→ **Segmento di testo**:
Pdl e governo ombra del PD. In Italia finisce il gioco al massacro

E’ presto per dire. E’ presto per giudicare. Ma le sensazioni si possono raccontare. Frutto di una campagna elettorale un po’ molle, queste prime 48 ore del dopo voto sembrano promettere già qualcosa di buono. Dal lato Pdl ci sono già le idee chiare su cosa fare nei primi 100 giorni di governo. Dal lato PD c’è invece la proposta di costituire un governo ombra. Il gioco al massacro è finito, almeno per ora, e ci auguriamo che questo ‘almeno’ duri a lungo. Nelle dichiarazioni del prossimo Presidente del Consiglio tutto l’apprezzamento per una simile soluzione.
Il governo ombra, lo shadow cabinet inglese, è un'istituzione politica, presente in alcuni sistemi parlamentari, costituita dal leader dell'opposizione, che la dirige, e da parlamentari dell'opposizione incaricati di seguire da vicino, proprio come un'ombra (donde il nome), l'attività dei corrispondenti ministri del governo in carica. Compito del governo ombra è svolgere un'azione critica verso le decisioni del governo in carica, proponendo alternative. Normalmente se il partito di opposizione vince le elezioni, il leader dell'opposizione diventa primo ministro e i membri del governo ombra vanno ad occupare i corrispondenti posti nel governo in carica.
La sana dialettica parlamentare è fatta prima di tutto di analisi. Troppo a lungo abbiamo assistito a veti messi lì solo in quanto risposta ad un’iniziativa dell’ala politica avversa. La proposta di un ‘governo ombra’, bene accolta fin da subito anche da Silvio Berlusconi, semplificherebbe molto i lavori delle camere, rendendo chiara fin da subito la posizione dell’opposizione rispetto alle proposte del governo e delle maggioranza. Se all’interno di questa configurazione accettassero di stare anche figure di assoluta competenza quali Veronesi, Colanninno e Calearo, solo per citarne alcuni, il contributo portato in termini di proposte e controproposte sarebbe indubbiamente rilevante.

→ **Consegna**:
Stampa senza alcuna modifica tutto il contenuto del testo sul governo ombra, a partire da "La sana dialettica" e proseguendo fino a "sarebbe indubbiamente rilevante." incluso.

→ **Voci fornite**:

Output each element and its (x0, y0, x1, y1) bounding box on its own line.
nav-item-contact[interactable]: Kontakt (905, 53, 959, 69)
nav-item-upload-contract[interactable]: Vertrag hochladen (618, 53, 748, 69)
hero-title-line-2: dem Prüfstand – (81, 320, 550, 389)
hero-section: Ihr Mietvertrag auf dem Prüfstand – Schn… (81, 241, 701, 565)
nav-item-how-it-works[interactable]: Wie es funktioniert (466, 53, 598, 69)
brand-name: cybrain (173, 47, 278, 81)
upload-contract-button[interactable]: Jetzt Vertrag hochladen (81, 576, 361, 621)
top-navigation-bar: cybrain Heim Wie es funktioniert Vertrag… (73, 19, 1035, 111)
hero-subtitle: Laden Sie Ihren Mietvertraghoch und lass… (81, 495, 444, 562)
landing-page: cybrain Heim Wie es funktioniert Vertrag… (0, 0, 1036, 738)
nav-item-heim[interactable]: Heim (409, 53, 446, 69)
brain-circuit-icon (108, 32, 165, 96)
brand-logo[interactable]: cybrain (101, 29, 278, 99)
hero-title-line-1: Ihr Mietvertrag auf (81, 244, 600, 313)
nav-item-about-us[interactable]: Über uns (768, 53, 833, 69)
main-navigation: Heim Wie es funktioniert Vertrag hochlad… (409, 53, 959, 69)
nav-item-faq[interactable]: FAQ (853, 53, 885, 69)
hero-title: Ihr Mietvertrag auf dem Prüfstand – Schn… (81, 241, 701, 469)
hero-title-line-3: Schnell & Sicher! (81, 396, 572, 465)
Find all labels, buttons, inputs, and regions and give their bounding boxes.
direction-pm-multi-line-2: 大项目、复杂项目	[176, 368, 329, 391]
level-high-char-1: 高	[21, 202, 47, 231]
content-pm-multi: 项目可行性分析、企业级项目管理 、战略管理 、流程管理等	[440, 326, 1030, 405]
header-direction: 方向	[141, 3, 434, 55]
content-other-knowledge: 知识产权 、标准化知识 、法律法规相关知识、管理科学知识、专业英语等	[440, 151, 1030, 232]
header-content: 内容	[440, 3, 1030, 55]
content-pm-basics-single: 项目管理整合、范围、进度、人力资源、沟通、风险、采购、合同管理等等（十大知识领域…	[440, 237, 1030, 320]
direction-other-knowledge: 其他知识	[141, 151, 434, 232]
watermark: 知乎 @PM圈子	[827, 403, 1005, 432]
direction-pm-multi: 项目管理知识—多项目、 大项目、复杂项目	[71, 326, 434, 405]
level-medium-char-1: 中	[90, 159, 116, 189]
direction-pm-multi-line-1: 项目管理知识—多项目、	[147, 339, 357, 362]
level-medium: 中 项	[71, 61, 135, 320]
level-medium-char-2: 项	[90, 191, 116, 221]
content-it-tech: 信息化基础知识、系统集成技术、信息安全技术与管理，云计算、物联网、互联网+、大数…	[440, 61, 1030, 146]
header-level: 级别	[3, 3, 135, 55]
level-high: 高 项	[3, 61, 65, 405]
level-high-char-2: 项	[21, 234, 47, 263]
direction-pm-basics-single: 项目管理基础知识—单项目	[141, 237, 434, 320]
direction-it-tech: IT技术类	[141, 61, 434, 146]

→ **Soluzione esercizio**:
La sana dialettica parlamentare è fatta prima di tutto di analisi. Troppo a lungo abbiamo assistito a veti messi lì solo in quanto risposta ad un’iniziativa dell’ala politica avversa. La proposta di un ‘governo ombra’, bene accolta fin da subito anche da Silvio Berlusconi, semplificherebbe molto i lavori delle camere, rendendo chiara fin da subito la posizione dell’opposizione rispetto alle proposte del governo e delle maggioranza. Se all’interno di questa configurazione accettassero di stare anche figure di assoluta competenza quali Veronesi, Colanninno e Calearo, solo per citarne alcuni, il contributo portato in termini di proposte e controproposte sarebbe indubbiamente rilevante.